[START OF Supplied material]

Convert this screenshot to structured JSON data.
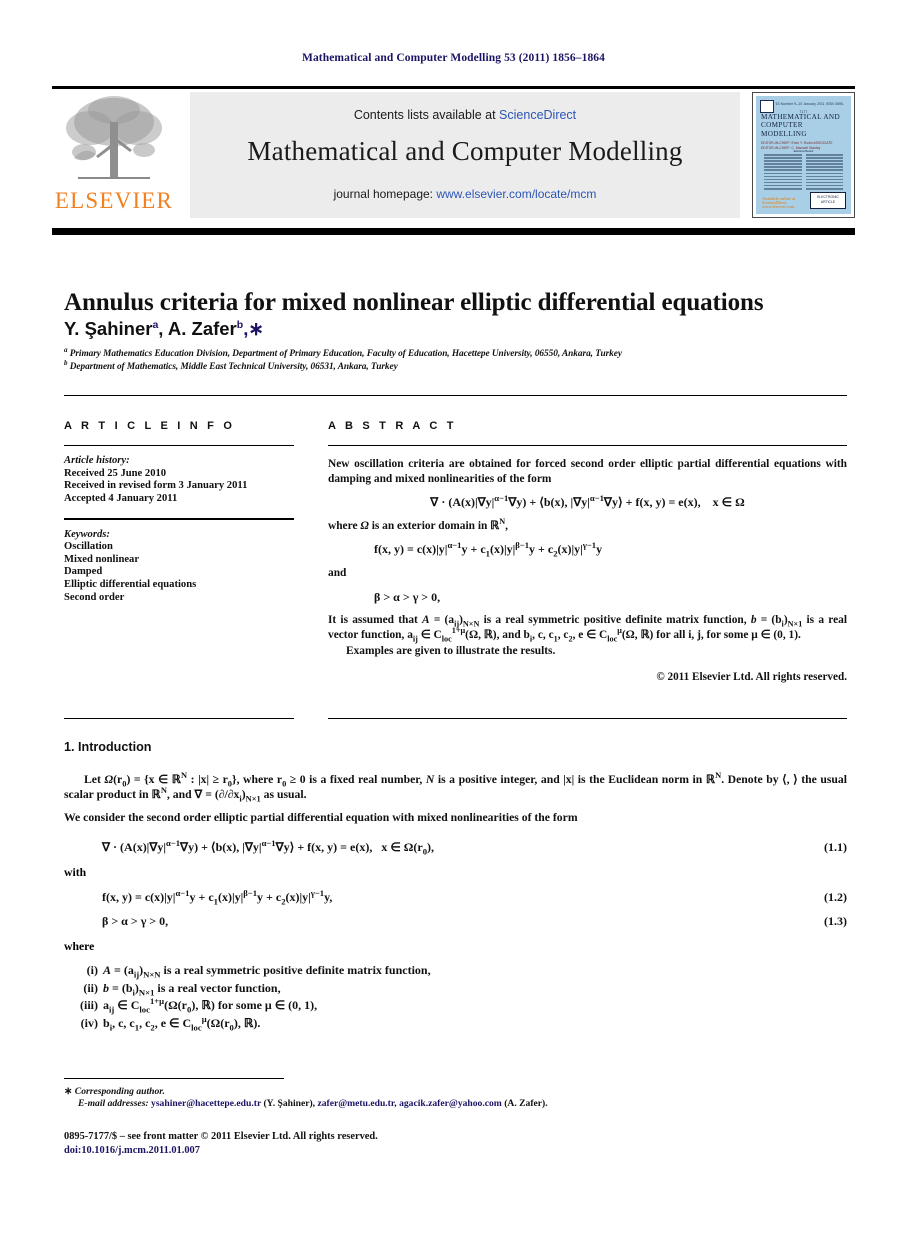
{
  "running_head": "Mathematical and Computer Modelling 53 (2011) 1856–1864",
  "masthead": {
    "contents_prefix": "Contents lists available at ",
    "contents_link": "ScienceDirect",
    "journal_name": "Mathematical and Computer Modelling",
    "homepage_prefix": "journal homepage: ",
    "homepage_url": "www.elsevier.com/locate/mcm",
    "publisher_wordmark": "ELSEVIER",
    "publisher_color": "#f08020",
    "link_color": "#2b56b4"
  },
  "cover": {
    "topbar": "Volume 53 Number 9–10  January 2011                     ISSN 0895-7177",
    "title": "MATHEMATICAL AND COMPUTER MODELLING",
    "subtitle": "EDITOR-IN-CHIEF: Ervin Y. Rodin\nASSOCIATE EDITOR-IN-CHIEF: C. Maxwell Stanley",
    "board_header": "Editorial Board",
    "footer_left": "Available online at\nScienceDirect\nwww.elsevier.com",
    "footer_right_top": "Also available on",
    "footer_right_main": "ELECTRONIC",
    "footer_right_sub": "ARTICLE"
  },
  "article": {
    "title": "Annulus criteria for mixed nonlinear elliptic differential equations",
    "authors_html": "Y. Şahiner<sup>a</sup>, A. Zafer<sup>b</sup><span class=\"star\">,∗</span>",
    "affiliation_a": "Primary Mathematics Education Division, Department of Primary Education, Faculty of Education, Hacettepe University, 06550, Ankara, Turkey",
    "affiliation_b": "Department of Mathematics, Middle East Technical University, 06531, Ankara, Turkey"
  },
  "article_info": {
    "heading": "A R T I C L E   I N F O",
    "history_label": "Article history:",
    "history": [
      "Received 25 June 2010",
      "Received in revised form 3 January 2011",
      "Accepted 4 January 2011"
    ],
    "keywords_label": "Keywords:",
    "keywords": [
      "Oscillation",
      "Mixed nonlinear",
      "Damped",
      "Elliptic differential equations",
      "Second order"
    ]
  },
  "abstract": {
    "heading": "A B S T R A C T",
    "para1": "New oscillation criteria are obtained for forced second order elliptic partial differential equations with damping and mixed nonlinearities of the form",
    "eq1": "∇ · (A(x)|∇y|<sup>α−1</sup>∇y) + ⟨b(x), |∇y|<sup>α−1</sup>∇y⟩ + f(x, y) = e(x),&nbsp;&nbsp;&nbsp; x ∈ Ω",
    "para2_html": "where <i>Ω</i> is an exterior domain in ℝ<sup>N</sup>,",
    "eq2": "f(x, y) = c(x)|y|<sup>α−1</sup>y + c<sub>1</sub>(x)|y|<sup>β−1</sup>y + c<sub>2</sub>(x)|y|<sup>γ−1</sup>y",
    "para3": "and",
    "eq3": "β > α > γ > 0,",
    "para4_html": "It is assumed that <i>A</i> = (a<sub>ij</sub>)<sub>N×N</sub> is a real symmetric positive definite matrix function, <i>b</i> = (b<sub>i</sub>)<sub>N×1</sub> is a real vector function, a<sub>ij</sub> ∈ C<sub>loc</sub><sup>1+μ</sup>(Ω, ℝ), and b<sub>i</sub>, c, c<sub>1</sub>, c<sub>2</sub>, e ∈ C<sub>loc</sub><sup>μ</sup>(Ω, ℝ) for all i, j, for some μ ∈ (0, 1).",
    "para5": "Examples are given to illustrate the results.",
    "copyright": "© 2011 Elsevier Ltd. All rights reserved."
  },
  "body": {
    "section_title": "1.  Introduction",
    "para1_html": "Let <i>Ω</i>(r<sub>0</sub>) = {x ∈ ℝ<sup>N</sup> : |x| ≥ r<sub>0</sub>}, where r<sub>0</sub> ≥ 0 is a fixed real number, <i>N</i> is a positive integer, and |x| is the Euclidean norm in ℝ<sup>N</sup>. Denote by ⟨, ⟩ the usual scalar product in ℝ<sup>N</sup>, and ∇ = (∂/∂x<sub>i</sub>)<sub>N×1</sub> as usual.",
    "para2": "We consider the second order elliptic partial differential equation with mixed nonlinearities of the form",
    "eq_1_1": "∇ · (A(x)|∇y|<sup>α−1</sup>∇y) + ⟨b(x), |∇y|<sup>α−1</sup>∇y⟩ + f(x, y) = e(x),&nbsp;&nbsp; x ∈ Ω(r<sub>0</sub>),",
    "eq_1_1_tag": "(1.1)",
    "with_word": "with",
    "eq_1_2": "f(x, y) = c(x)|y|<sup>α−1</sup>y + c<sub>1</sub>(x)|y|<sup>β−1</sup>y + c<sub>2</sub>(x)|y|<sup>γ−1</sup>y,",
    "eq_1_2_tag": "(1.2)",
    "eq_1_3": "β > α > γ > 0,",
    "eq_1_3_tag": "(1.3)",
    "where_word": "where",
    "conditions": [
      {
        "num": "(i)",
        "text_html": "<i>A</i> = (a<sub>ij</sub>)<sub>N×N</sub> is a real symmetric positive definite matrix function,"
      },
      {
        "num": "(ii)",
        "text_html": "<i>b</i> = (b<sub>i</sub>)<sub>N×1</sub> is a real vector function,"
      },
      {
        "num": "(iii)",
        "text_html": "a<sub>ij</sub> ∈ C<sub>loc</sub><sup>1+μ</sup>(Ω(r<sub>0</sub>), ℝ) for some μ ∈ (0, 1),"
      },
      {
        "num": "(iv)",
        "text_html": "b<sub>i</sub>, c, c<sub>1</sub>, c<sub>2</sub>, e ∈ C<sub>loc</sub><sup>μ</sup>(Ω(r<sub>0</sub>), ℝ)."
      }
    ]
  },
  "footer": {
    "corresponding_marker": "∗",
    "corresponding_text": "Corresponding author.",
    "email_label": "E-mail addresses:",
    "email_1": "ysahiner@hacettepe.edu.tr",
    "email_1_who": "(Y. Şahiner),",
    "email_2": "zafer@metu.edu.tr",
    "email_3": "agacik.zafer@yahoo.com",
    "email_3_who": "(A. Zafer).",
    "issn_line": "0895-7177/$ – see front matter © 2011 Elsevier Ltd. All rights reserved.",
    "doi_line": "doi:10.1016/j.mcm.2011.01.007",
    "link_color": "#1b1464"
  }
}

[END OF Supplied material]

Given request =>
Each line holding "Ankara" must be found and copied.

Correct output =>
    "affiliation_a": "Primary Mathematics Education Division, Department of Primary Education, Faculty of Education, Hacettepe University, 06550, Ankara, Turkey",
    "affiliation_b": "Department of Mathematics, Middle East Technical University, 06531, Ankara, Turkey"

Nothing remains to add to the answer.